▶ STATED EXERCISE: Can you write out all of the material below, word for word?

▶ Data listing:
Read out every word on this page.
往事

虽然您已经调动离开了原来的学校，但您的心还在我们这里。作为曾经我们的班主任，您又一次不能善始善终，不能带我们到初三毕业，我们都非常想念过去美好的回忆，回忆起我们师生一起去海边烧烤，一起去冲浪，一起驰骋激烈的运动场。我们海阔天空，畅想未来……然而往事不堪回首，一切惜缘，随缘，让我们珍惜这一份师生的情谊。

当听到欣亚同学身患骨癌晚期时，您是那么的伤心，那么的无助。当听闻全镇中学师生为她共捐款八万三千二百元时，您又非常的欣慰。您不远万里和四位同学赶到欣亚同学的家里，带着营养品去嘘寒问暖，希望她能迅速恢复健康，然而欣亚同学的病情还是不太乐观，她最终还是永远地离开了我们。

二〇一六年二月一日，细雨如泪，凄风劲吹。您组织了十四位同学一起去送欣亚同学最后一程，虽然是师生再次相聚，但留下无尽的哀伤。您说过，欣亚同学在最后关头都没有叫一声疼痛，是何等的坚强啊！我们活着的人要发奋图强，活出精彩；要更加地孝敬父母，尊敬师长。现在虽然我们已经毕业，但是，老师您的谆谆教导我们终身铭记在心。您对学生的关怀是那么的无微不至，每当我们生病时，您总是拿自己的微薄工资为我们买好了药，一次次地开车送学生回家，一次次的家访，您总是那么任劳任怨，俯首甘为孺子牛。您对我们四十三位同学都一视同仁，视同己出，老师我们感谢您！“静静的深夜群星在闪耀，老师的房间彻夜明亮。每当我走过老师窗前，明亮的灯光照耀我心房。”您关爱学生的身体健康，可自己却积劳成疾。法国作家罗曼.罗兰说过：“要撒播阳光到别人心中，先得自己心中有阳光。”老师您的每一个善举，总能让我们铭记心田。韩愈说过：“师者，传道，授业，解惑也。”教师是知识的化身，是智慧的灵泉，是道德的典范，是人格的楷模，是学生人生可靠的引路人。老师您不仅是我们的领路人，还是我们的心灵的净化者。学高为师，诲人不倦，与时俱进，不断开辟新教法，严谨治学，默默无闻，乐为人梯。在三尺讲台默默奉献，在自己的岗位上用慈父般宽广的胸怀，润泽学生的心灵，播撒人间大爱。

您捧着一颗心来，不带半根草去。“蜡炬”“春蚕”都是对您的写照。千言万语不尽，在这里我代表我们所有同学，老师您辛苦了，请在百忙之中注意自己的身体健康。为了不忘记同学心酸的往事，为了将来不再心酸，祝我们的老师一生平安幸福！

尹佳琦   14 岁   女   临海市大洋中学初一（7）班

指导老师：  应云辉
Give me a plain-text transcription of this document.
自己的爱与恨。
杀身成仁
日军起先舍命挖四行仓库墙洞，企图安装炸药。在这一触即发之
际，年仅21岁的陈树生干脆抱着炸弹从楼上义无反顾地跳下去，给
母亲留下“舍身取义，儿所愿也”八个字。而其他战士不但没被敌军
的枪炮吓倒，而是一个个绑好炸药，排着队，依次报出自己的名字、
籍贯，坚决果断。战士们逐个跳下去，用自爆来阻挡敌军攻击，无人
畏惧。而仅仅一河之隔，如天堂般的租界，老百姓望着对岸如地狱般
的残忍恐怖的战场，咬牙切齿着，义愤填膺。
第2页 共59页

▶ REPLY TO THE EXERCISE:
Read out every word on this page.
往事

虽然您已经调动离开了原来的学校，但您的心还在我们这里。作为曾经我们的班主任，您又一次不能善始善终，不能带我们到初三毕业，我们都非常想念过去美好的回忆，回忆起我们师生一起去海边烧烤，一起去冲浪，一起驰骋激烈的运动场。我们海阔天空，畅想未来……然而往事不堪回首，一切惜缘，随缘，让我们珍惜这一份师生的情谊。

当听到欣亚同学身患骨癌晚期时，您是那么的伤心，那么的无助。当听闻全镇中学师生为她共捐款八万三千二百元时，您又非常的欣慰。您不远万里和四位同学赶到欣亚同学的家里，带着营养品去嘘寒问暖，希望她能迅速恢复健康，然而欣亚同学的病情还是不太乐观，她最终还是永远地离开了我们。

二〇一六年二月一日，细雨如泪，凄风劲吹。您组织了十四位同学一起去送欣亚同学最后一程，虽然是师生再次相聚，但留下无尽的哀伤。您说过，欣亚同学在最后关头都没有叫一声疼痛，是何等的坚强啊！我们活着的人要发奋图强，活出精彩；要更加地孝敬父母，尊敬师长。现在虽然我们已经毕业，但是，老师您的谆谆教导我们终身铭记在心。您对学生的关怀是那么的无微不至，每当我们生病时，您总是拿自己的微薄工资为我们买好了药，一次次地开车送学生回家，一次次的家访，您总是那么任劳任怨，俯首甘为孺子牛。您对我们四十三位同学都一视同仁，视同己出，老师我们感谢您！“静静的深夜群星在闪耀，老师的房间彻夜明亮。每当我走过老师窗前，明亮的灯光照耀我心房。”您关爱学生的身体健康，可自己却积劳成疾。法国作家罗曼.罗兰说过：“要撒播阳光到别人心中，先得自己心中有阳光。”老师您的每一个善举，总能让我们铭记心田。韩愈说过：“师者，传道，授业，解惑也。”教师是知识的化身，是智慧的灵泉，是道德的典范，是人格的楷模，是学生人生可靠的引路人。老师您不仅是我们的领路人，还是我们的心灵的净化者。学高为师，诲人不倦，与时俱进，不断开辟新教法，严谨治学，默默无闻，乐为人梯。在三尺讲台默默奉献，在自己的岗位上用慈父般宽广的胸怀，润泽学生的心灵，播撒人间大爱。

您捧着一颗心来，不带半根草去。“蜡炬”“春蚕”都是对您的写照。千言万语不尽，在这里我代表我们所有同学，老师您辛苦了，请在百忙之中注意自己的身体健康。为了不忘记同学心酸的往事，为了将来不再心酸，祝我们的老师一生平安幸福！

尹佳琦   14 岁   女   临海市大洋中学初一（7）班

指导老师：  应云辉
Give me a plain-text transcription of this document.
自己的爱与恨。
杀身成仁
日军起先舍命挖四行仓库墙洞，企图安装炸药。在这一触即发之
际，年仅21岁的陈树生干脆抱着炸弹从楼上义无反顾地跳下去，给
母亲留下“舍身取义，儿所愿也”八个字。而其他战士不但没被敌军
的枪炮吓倒，而是一个个绑好炸药，排着队，依次报出自己的名字、
籍贯，坚决果断。战士们逐个跳下去，用自爆来阻挡敌军攻击，无人
畏惧。而仅仅一河之隔，如天堂般的租界，老百姓望着对岸如地狱般
的残忍恐怖的战场，咬牙切齿着，义愤填膺。
第2页 共59页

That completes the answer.